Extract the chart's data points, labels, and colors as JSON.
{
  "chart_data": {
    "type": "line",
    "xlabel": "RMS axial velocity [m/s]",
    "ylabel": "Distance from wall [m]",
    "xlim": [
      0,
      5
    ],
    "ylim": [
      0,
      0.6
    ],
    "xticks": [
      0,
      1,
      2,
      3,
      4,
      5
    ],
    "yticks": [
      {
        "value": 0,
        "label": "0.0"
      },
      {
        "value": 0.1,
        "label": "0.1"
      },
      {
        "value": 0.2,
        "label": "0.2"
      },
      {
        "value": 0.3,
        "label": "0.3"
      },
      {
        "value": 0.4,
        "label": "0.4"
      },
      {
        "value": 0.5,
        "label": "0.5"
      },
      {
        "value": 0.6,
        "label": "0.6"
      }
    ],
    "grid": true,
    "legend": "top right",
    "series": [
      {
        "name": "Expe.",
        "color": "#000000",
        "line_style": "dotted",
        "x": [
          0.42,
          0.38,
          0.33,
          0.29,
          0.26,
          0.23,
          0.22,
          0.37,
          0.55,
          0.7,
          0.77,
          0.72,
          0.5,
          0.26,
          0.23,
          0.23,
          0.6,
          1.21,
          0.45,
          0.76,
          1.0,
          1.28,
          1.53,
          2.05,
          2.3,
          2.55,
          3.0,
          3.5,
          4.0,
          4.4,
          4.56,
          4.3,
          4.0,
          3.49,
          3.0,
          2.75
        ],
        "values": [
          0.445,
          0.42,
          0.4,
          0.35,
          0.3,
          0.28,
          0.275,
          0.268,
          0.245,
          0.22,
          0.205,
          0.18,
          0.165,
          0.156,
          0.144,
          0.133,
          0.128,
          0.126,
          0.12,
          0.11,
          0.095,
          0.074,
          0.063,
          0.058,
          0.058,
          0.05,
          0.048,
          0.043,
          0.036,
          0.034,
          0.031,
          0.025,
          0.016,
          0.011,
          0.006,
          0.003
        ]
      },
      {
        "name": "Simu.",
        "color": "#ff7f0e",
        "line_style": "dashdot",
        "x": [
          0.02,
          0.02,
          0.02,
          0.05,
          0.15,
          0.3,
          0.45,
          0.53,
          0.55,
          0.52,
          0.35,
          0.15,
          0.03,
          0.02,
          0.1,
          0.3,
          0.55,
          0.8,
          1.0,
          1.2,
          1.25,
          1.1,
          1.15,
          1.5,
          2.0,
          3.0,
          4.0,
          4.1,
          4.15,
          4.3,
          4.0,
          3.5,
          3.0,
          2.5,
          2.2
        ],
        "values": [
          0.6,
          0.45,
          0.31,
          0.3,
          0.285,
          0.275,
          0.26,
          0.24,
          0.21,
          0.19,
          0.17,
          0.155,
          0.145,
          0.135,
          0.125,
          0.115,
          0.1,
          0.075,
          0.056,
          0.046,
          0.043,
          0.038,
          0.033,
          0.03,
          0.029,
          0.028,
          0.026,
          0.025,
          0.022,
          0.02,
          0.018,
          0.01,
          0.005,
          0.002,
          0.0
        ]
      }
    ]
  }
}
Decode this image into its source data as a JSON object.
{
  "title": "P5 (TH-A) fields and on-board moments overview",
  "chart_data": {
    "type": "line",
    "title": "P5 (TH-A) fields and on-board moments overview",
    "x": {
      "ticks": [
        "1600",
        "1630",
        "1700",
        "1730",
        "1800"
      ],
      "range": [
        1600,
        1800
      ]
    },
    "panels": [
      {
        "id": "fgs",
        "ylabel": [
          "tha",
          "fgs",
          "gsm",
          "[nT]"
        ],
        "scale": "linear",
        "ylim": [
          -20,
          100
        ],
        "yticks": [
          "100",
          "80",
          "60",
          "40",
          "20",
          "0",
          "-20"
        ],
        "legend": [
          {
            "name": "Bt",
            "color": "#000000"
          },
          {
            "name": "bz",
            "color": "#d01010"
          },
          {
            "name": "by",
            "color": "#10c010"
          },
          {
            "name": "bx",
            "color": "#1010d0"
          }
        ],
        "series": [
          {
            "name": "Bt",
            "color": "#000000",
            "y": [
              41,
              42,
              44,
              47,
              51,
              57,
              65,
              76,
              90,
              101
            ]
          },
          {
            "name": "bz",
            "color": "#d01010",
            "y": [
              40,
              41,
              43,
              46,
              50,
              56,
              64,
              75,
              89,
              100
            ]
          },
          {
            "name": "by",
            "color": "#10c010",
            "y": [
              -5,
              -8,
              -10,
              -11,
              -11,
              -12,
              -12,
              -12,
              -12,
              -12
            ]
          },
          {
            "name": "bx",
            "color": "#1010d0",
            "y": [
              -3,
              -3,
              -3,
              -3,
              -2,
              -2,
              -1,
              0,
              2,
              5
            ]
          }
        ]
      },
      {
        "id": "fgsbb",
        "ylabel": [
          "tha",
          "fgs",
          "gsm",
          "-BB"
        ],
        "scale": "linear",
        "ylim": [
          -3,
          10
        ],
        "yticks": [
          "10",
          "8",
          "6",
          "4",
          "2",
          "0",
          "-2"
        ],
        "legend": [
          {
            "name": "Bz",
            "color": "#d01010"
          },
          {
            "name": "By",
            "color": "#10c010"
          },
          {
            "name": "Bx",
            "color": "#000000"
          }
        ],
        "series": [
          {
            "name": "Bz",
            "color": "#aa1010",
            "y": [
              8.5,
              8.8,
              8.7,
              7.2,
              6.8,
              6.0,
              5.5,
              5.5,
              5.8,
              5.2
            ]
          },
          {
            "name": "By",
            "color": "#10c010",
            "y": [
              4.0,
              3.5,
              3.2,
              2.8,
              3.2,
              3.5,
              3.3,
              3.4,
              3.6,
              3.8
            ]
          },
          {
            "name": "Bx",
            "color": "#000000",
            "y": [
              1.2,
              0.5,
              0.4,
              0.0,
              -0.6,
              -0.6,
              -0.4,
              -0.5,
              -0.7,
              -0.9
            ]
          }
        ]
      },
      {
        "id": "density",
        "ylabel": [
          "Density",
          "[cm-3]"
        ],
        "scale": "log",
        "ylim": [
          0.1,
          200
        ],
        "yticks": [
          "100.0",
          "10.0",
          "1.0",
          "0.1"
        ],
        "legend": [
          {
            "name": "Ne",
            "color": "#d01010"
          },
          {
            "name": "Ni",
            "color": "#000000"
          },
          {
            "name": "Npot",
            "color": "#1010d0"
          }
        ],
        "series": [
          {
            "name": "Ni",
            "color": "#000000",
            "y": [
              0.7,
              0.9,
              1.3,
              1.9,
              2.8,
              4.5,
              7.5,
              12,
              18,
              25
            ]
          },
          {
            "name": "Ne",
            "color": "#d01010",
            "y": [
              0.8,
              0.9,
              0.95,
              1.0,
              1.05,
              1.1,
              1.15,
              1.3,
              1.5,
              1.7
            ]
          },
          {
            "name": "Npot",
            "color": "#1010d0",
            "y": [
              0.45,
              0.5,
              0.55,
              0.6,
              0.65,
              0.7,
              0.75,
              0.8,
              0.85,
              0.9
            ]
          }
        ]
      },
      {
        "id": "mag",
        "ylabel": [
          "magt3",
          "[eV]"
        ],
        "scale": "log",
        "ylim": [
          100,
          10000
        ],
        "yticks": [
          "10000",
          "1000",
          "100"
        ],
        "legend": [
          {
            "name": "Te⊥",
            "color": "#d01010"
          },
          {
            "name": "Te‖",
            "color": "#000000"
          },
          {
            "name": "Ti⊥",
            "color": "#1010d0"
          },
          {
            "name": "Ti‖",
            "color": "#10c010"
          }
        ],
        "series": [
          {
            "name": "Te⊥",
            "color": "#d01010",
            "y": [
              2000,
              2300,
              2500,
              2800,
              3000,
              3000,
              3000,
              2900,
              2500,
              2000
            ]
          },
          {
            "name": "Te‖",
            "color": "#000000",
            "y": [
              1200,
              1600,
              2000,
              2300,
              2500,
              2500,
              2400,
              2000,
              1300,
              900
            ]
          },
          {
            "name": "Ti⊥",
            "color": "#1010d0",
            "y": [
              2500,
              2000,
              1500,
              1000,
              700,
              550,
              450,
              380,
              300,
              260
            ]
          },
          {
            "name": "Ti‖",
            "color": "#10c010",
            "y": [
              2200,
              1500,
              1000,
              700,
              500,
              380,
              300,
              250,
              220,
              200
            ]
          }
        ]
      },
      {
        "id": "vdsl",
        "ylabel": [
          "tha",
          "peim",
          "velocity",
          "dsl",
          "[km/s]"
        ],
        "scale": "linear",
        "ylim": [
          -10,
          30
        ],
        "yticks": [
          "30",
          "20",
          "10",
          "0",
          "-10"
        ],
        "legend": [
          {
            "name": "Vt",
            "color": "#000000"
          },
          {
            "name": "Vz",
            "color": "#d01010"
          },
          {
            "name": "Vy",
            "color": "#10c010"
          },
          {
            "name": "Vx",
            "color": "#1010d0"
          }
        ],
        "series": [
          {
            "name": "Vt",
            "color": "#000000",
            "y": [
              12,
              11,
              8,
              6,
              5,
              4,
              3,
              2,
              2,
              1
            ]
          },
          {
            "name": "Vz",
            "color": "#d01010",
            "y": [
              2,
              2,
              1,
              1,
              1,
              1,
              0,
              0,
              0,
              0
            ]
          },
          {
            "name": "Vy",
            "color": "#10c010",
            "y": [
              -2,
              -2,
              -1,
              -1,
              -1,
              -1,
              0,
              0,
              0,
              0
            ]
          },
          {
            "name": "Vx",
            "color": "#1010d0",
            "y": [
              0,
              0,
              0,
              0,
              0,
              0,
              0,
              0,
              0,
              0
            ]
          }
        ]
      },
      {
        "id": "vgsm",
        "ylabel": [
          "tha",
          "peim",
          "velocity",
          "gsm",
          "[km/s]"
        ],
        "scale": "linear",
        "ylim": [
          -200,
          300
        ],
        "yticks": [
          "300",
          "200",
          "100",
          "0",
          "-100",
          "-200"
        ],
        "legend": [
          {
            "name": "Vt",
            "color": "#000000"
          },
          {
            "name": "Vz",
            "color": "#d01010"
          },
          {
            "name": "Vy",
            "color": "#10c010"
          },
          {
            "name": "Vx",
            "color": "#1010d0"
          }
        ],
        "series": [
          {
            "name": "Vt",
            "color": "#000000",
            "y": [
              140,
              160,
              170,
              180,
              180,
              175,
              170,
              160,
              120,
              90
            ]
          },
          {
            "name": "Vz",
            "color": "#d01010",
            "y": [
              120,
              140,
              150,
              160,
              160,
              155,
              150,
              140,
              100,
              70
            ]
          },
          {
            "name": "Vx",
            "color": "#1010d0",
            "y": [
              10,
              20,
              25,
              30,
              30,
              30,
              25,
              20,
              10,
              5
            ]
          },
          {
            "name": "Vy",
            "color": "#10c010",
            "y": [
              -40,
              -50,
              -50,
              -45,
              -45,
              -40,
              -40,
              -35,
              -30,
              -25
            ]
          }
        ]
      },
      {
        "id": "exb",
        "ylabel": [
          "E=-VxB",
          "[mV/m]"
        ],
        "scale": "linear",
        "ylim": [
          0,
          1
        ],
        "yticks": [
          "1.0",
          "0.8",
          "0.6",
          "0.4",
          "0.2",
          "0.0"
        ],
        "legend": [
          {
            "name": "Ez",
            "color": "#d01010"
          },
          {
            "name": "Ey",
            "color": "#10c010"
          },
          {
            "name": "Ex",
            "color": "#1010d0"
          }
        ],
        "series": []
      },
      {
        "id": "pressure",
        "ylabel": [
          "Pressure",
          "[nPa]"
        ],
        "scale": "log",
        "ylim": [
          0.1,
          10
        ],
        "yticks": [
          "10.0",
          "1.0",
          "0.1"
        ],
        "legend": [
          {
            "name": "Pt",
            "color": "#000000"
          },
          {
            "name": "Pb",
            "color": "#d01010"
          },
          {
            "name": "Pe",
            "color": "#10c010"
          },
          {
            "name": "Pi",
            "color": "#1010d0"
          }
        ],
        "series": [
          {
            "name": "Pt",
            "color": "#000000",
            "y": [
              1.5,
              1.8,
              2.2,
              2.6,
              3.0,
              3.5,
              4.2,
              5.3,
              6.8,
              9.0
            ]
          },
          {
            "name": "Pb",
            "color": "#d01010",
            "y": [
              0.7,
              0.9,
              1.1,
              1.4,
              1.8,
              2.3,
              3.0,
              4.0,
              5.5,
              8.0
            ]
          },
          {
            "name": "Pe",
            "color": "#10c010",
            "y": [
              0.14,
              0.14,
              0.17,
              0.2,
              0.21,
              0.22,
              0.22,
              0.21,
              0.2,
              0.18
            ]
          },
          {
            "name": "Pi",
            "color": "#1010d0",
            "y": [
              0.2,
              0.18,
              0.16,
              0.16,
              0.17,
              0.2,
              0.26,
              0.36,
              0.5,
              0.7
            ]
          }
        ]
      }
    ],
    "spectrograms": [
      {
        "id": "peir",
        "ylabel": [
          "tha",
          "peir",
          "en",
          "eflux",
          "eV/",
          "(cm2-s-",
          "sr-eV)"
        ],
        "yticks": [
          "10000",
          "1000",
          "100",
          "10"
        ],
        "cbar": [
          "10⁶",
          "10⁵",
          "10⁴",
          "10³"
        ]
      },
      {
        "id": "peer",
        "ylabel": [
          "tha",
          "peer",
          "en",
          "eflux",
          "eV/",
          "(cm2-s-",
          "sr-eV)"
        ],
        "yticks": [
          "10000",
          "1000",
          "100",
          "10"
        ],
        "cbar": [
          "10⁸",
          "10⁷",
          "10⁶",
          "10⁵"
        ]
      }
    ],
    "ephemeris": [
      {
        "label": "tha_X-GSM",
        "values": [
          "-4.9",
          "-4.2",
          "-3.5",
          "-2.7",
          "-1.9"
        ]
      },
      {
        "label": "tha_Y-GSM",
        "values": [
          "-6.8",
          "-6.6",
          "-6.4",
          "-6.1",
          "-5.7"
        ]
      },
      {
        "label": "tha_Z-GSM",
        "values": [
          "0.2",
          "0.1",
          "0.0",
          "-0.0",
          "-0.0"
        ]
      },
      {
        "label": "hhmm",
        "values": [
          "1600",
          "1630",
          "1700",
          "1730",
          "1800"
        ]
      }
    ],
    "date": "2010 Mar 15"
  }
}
· · · · ·
= Aim of the task =
Check each line of the entries above for the word "JSON". List the ones that have it.

= Completed exercise =
Extract the chart's data points, labels, and colors as JSON.
Decode this image into its source data as a JSON object.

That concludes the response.